Record list
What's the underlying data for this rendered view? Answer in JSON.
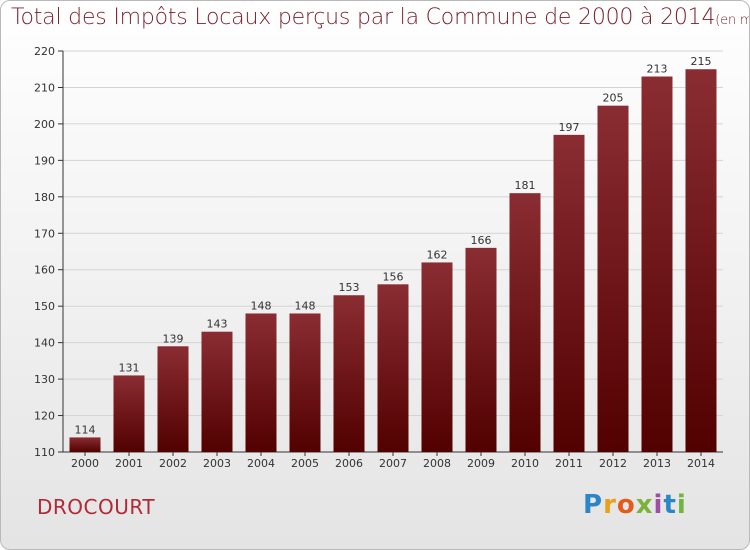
{
  "header": {
    "title": "Total des Impôts Locaux perçus par la Commune de 2000 à 2014",
    "unit": "(en milliers d'€)"
  },
  "footer": {
    "commune": "DROCOURT",
    "logo_letters": [
      "P",
      "r",
      "o",
      "x",
      "i",
      "t",
      "i"
    ],
    "logo_colors": [
      "#2b86c8",
      "#e8a21a",
      "#e35b1c",
      "#7bb33a",
      "#9c4fa3",
      "#2b86c8",
      "#6fb43c"
    ]
  },
  "colors": {
    "bar_top": "#8a2d33",
    "bar_bottom": "#520000",
    "grid": "#d4d4d4",
    "axis": "#333333",
    "label": "#333333"
  },
  "chart_data": {
    "type": "bar",
    "title": "Total des Impôts Locaux perçus par la Commune de 2000 à 2014",
    "ylabel": "en milliers d'€",
    "xlabel": "",
    "categories": [
      "2000",
      "2001",
      "2002",
      "2003",
      "2004",
      "2005",
      "2006",
      "2007",
      "2008",
      "2009",
      "2010",
      "2011",
      "2012",
      "2013",
      "2014"
    ],
    "values": [
      114,
      131,
      139,
      143,
      148,
      148,
      153,
      156,
      162,
      166,
      181,
      197,
      205,
      213,
      215
    ],
    "ylim": [
      110,
      220
    ],
    "yticks": [
      110,
      120,
      130,
      140,
      150,
      160,
      170,
      180,
      190,
      200,
      210,
      220
    ],
    "grid": true
  }
}
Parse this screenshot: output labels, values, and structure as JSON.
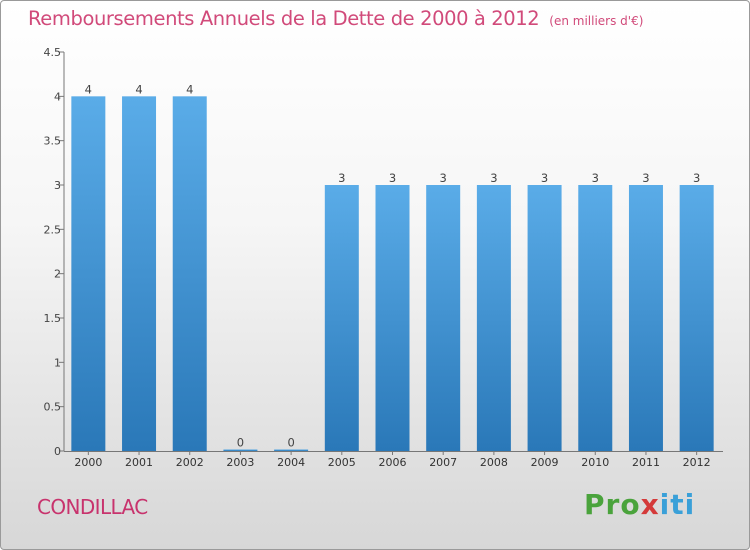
{
  "title": "Remboursements Annuels de la Dette de 2000 à 2012",
  "unit": "(en milliers d'€)",
  "city": "CONDILLAC",
  "logo": {
    "p1": "Pro",
    "p2": "x",
    "p3": "iti"
  },
  "colors": {
    "title": "#d14a7a",
    "bar_light": "#5aace8",
    "bar_dark": "#2a78b8",
    "axis": "#777777"
  },
  "chart_data": {
    "type": "bar",
    "categories": [
      "2000",
      "2001",
      "2002",
      "2003",
      "2004",
      "2005",
      "2006",
      "2007",
      "2008",
      "2009",
      "2010",
      "2011",
      "2012"
    ],
    "values": [
      4,
      4,
      4,
      0,
      0,
      3,
      3,
      3,
      3,
      3,
      3,
      3,
      3
    ],
    "data_labels": [
      "4",
      "4",
      "4",
      "0",
      "0",
      "3",
      "3",
      "3",
      "3",
      "3",
      "3",
      "3",
      "3"
    ],
    "yticks": [
      "0",
      "0.5",
      "1",
      "1.5",
      "2",
      "2.5",
      "3",
      "3.5",
      "4",
      "4.5"
    ],
    "ylim": [
      0,
      4.5
    ],
    "grid": false,
    "legend": "none"
  }
}
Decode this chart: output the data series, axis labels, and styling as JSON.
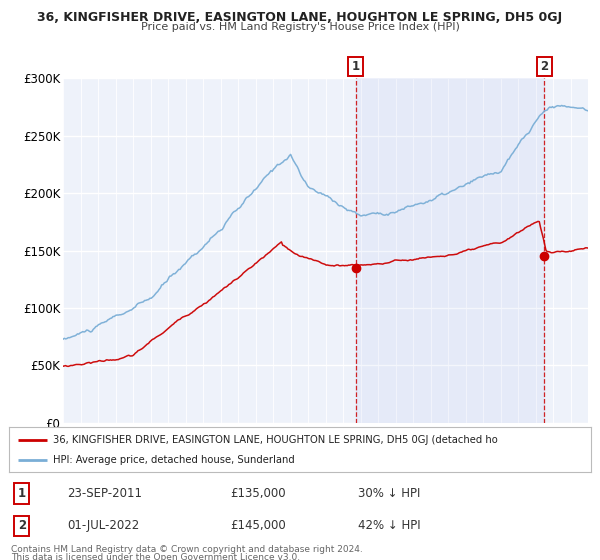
{
  "title_line1": "36, KINGFISHER DRIVE, EASINGTON LANE, HOUGHTON LE SPRING, DH5 0GJ",
  "title_line2": "Price paid vs. HM Land Registry's House Price Index (HPI)",
  "ylim": [
    0,
    300000
  ],
  "yticks": [
    0,
    50000,
    100000,
    150000,
    200000,
    250000,
    300000
  ],
  "ytick_labels": [
    "£0",
    "£50K",
    "£100K",
    "£150K",
    "£200K",
    "£250K",
    "£300K"
  ],
  "x_start_year": 1995,
  "x_end_year": 2025,
  "legend_line1": "36, KINGFISHER DRIVE, EASINGTON LANE, HOUGHTON LE SPRING, DH5 0GJ (detached ho",
  "legend_line2": "HPI: Average price, detached house, Sunderland",
  "marker1_date": "23-SEP-2011",
  "marker1_value": 135000,
  "marker1_x": 2011.73,
  "marker2_date": "01-JUL-2022",
  "marker2_value": 145000,
  "marker2_x": 2022.5,
  "red_color": "#cc0000",
  "blue_color": "#7aaed6",
  "bg_color": "#eef2fa",
  "footer_line1": "Contains HM Land Registry data © Crown copyright and database right 2024.",
  "footer_line2": "This data is licensed under the Open Government Licence v3.0."
}
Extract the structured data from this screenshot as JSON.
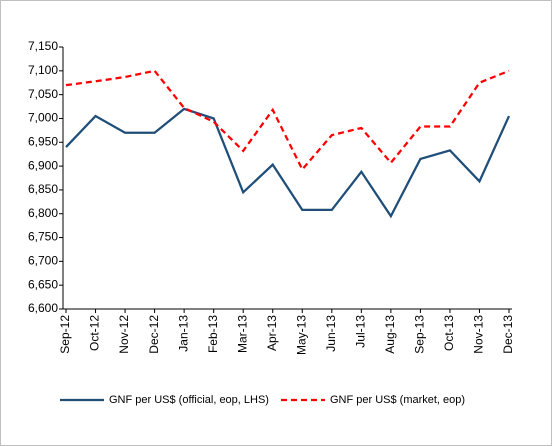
{
  "chart_data": {
    "type": "line",
    "categories": [
      "Sep-12",
      "Oct-12",
      "Nov-12",
      "Dec-12",
      "Jan-13",
      "Feb-13",
      "Mar-13",
      "Apr-13",
      "May-13",
      "Jun-13",
      "Jul-13",
      "Aug-13",
      "Sep-13",
      "Oct-13",
      "Nov-13",
      "Dec-13"
    ],
    "series": [
      {
        "name": "GNF per US$ (official, eop, LHS)",
        "color": "#1f4e79",
        "dash": false,
        "values": [
          6940,
          7005,
          6970,
          6970,
          7020,
          7000,
          6845,
          6903,
          6808,
          6808,
          6888,
          6795,
          6915,
          6933,
          6868,
          7005
        ]
      },
      {
        "name": "GNF per US$ (market, eop)",
        "color": "#ff0000",
        "dash": true,
        "values": [
          7070,
          7078,
          7087,
          7100,
          7022,
          6993,
          6932,
          7018,
          6893,
          6965,
          6980,
          6907,
          6983,
          6983,
          7075,
          7100
        ]
      }
    ],
    "ylim": [
      6600,
      7150
    ],
    "yticks": [
      {
        "value": 6600,
        "label": "6,600"
      },
      {
        "value": 6650,
        "label": "6,650"
      },
      {
        "value": 6700,
        "label": "6,700"
      },
      {
        "value": 6750,
        "label": "6,750"
      },
      {
        "value": 6800,
        "label": "6,800"
      },
      {
        "value": 6850,
        "label": "6,850"
      },
      {
        "value": 6900,
        "label": "6,900"
      },
      {
        "value": 6950,
        "label": "6,950"
      },
      {
        "value": 7000,
        "label": "7,000"
      },
      {
        "value": 7050,
        "label": "7,050"
      },
      {
        "value": 7100,
        "label": "7,100"
      },
      {
        "value": 7150,
        "label": "7,150"
      }
    ],
    "legend": "bottom"
  }
}
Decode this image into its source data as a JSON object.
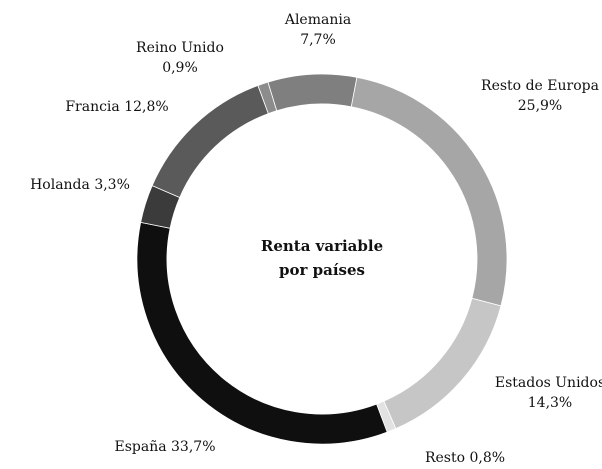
{
  "chart_data": {
    "type": "donut",
    "title": "Renta variable por países",
    "categories": [
      "Alemania",
      "Resto de Europa",
      "Estados Unidos",
      "Resto",
      "España",
      "Holanda",
      "Francia",
      "Reino Unido"
    ],
    "values": [
      7.7,
      25.9,
      14.3,
      0.8,
      33.7,
      3.3,
      12.8,
      0.9
    ],
    "value_labels": [
      "7,7%",
      "25,9%",
      "14,3%",
      "0,8%",
      "33,7%",
      "3,3%",
      "12,8%",
      "0,9%"
    ],
    "colors": [
      "#7f7f7f",
      "#a6a6a6",
      "#c6c6c6",
      "#e2e2e2",
      "#0f0f0f",
      "#3b3b3b",
      "#5a5a5a",
      "#8c8c8c"
    ]
  }
}
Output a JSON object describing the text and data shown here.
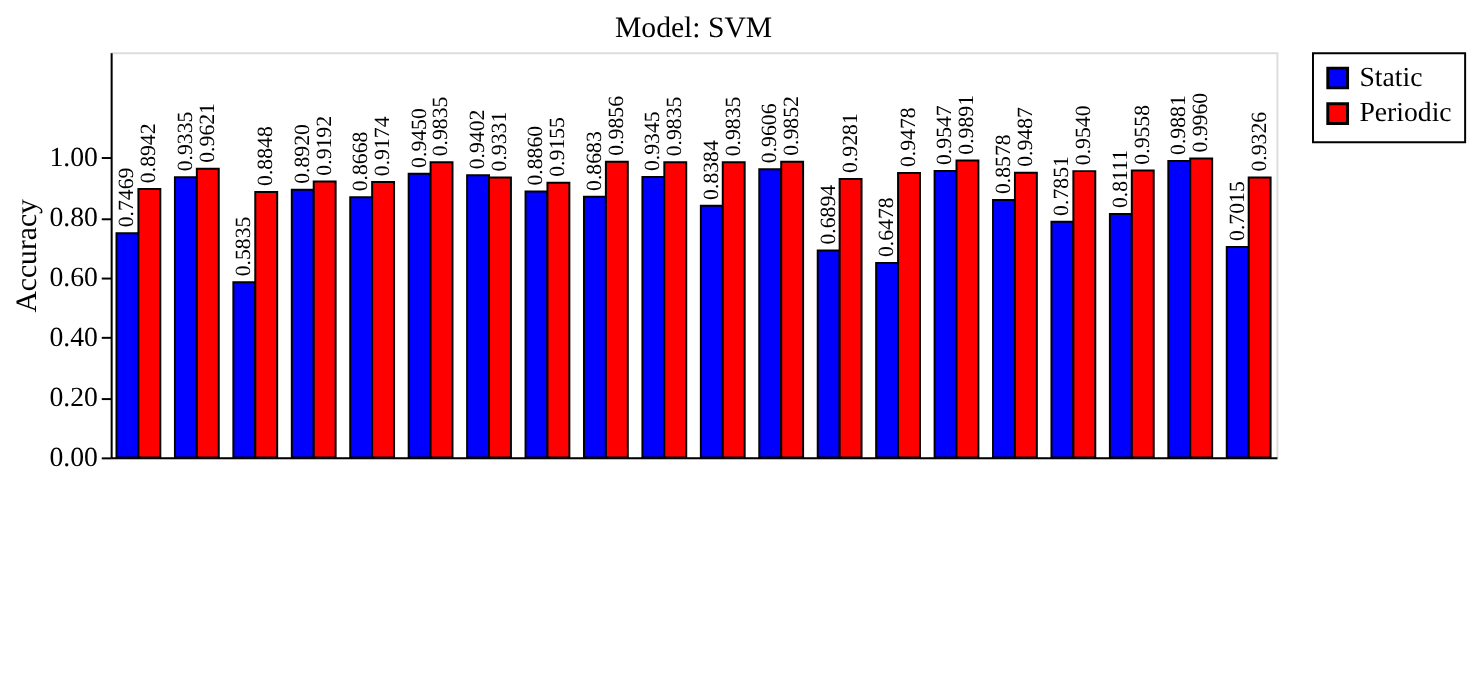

Description of the task
Show the lines that mention the word "object".

Task answer
Decode this image into its source data as a JSON object.
Output a JSON object describing the text and data shown here.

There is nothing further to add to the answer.